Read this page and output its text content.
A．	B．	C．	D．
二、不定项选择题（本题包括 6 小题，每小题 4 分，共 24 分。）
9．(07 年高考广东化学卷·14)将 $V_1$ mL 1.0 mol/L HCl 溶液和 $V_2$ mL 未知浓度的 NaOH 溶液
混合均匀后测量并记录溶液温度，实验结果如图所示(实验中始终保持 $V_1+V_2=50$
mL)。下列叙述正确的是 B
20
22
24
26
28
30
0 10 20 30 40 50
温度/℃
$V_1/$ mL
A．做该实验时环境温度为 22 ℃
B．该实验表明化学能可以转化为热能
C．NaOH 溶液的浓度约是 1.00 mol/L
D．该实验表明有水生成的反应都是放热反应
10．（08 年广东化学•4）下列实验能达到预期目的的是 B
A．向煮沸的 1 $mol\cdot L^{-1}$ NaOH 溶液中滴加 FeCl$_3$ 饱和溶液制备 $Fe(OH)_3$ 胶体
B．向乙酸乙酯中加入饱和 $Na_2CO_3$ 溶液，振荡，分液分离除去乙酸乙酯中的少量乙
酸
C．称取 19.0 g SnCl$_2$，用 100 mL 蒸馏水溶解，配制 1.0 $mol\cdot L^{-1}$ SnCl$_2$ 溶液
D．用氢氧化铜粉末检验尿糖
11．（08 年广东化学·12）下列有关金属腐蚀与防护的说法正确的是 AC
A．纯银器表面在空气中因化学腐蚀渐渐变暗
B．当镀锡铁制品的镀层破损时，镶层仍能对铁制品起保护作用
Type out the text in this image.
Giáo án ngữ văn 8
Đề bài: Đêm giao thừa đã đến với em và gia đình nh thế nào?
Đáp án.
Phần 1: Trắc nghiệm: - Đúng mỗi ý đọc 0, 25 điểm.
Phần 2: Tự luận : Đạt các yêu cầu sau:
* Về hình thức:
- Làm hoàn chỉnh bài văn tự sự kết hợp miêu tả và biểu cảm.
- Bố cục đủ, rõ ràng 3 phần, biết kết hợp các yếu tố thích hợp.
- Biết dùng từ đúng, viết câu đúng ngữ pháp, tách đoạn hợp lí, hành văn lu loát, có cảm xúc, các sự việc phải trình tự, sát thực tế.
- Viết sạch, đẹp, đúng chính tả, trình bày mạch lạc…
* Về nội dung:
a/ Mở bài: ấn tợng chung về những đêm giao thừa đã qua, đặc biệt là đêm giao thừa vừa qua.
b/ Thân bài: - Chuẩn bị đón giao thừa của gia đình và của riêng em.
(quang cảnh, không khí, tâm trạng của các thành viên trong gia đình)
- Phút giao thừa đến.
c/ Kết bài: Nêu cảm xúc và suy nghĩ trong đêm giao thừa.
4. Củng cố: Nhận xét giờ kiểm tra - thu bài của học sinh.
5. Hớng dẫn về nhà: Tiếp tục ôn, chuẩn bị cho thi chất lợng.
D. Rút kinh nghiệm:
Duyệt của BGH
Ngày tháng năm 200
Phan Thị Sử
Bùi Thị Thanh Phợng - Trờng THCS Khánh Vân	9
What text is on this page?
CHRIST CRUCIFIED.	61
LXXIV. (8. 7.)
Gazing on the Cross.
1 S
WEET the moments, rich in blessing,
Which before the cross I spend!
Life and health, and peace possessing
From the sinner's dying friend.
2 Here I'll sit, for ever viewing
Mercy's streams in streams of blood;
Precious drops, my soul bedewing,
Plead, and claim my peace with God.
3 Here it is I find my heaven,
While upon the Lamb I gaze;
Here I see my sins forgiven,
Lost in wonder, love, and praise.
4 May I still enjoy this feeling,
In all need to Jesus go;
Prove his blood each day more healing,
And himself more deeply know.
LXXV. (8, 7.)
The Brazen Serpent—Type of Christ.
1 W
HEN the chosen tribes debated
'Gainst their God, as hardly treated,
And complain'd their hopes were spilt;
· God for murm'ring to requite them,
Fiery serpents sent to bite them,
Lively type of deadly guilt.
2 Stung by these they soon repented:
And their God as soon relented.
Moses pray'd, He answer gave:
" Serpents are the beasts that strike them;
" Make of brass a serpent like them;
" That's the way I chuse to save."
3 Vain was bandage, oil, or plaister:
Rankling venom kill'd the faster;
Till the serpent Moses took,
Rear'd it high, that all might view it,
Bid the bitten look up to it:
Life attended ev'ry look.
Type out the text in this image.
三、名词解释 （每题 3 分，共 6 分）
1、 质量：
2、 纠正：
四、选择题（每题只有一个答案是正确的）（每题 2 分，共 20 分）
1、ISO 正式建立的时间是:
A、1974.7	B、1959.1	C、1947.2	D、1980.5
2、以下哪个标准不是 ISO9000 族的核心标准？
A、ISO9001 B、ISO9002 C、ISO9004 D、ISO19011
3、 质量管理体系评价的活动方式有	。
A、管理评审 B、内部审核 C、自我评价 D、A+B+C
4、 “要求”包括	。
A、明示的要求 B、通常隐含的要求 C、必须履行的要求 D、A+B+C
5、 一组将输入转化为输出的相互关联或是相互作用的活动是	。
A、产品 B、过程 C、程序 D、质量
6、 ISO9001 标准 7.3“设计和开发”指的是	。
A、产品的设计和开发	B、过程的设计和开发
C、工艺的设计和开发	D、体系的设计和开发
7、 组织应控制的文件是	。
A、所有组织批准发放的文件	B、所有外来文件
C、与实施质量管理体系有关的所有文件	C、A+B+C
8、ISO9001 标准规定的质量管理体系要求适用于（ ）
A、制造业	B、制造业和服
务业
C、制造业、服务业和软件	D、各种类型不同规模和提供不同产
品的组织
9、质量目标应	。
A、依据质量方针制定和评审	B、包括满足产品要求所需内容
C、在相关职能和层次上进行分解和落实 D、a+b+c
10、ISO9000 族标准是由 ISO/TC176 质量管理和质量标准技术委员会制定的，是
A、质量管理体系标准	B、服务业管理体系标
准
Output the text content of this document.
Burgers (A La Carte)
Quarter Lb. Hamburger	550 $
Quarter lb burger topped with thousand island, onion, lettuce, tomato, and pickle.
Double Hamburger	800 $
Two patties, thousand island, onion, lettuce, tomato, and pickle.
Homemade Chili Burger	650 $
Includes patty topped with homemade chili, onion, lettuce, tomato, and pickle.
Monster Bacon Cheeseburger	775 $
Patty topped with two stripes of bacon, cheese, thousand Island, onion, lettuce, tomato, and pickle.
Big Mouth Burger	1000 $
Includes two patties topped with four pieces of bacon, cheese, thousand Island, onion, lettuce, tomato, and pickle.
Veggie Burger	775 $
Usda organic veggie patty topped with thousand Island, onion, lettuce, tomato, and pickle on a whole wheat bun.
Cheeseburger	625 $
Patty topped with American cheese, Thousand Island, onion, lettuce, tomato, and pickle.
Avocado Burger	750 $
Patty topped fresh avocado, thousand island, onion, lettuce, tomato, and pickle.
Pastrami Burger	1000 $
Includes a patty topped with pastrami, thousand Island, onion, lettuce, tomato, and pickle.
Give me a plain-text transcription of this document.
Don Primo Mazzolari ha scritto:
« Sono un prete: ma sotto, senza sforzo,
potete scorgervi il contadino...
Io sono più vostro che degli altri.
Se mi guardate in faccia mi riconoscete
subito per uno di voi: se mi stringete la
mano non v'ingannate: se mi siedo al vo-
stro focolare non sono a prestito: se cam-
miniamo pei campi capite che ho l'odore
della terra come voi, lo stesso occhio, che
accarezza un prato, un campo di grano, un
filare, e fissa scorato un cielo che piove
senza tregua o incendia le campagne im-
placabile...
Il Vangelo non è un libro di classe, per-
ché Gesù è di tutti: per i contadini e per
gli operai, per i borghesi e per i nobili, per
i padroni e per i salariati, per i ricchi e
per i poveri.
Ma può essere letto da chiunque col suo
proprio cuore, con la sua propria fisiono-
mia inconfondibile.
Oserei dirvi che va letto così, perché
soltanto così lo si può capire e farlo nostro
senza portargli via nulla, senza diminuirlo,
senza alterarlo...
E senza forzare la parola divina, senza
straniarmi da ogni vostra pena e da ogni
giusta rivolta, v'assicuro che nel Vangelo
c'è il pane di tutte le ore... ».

※ ※ ※

■ The task
Using the records above, pull out each line where the word "page" occurs.

■ Result for this exercise
Read this page and output its text content.
What text is on this page?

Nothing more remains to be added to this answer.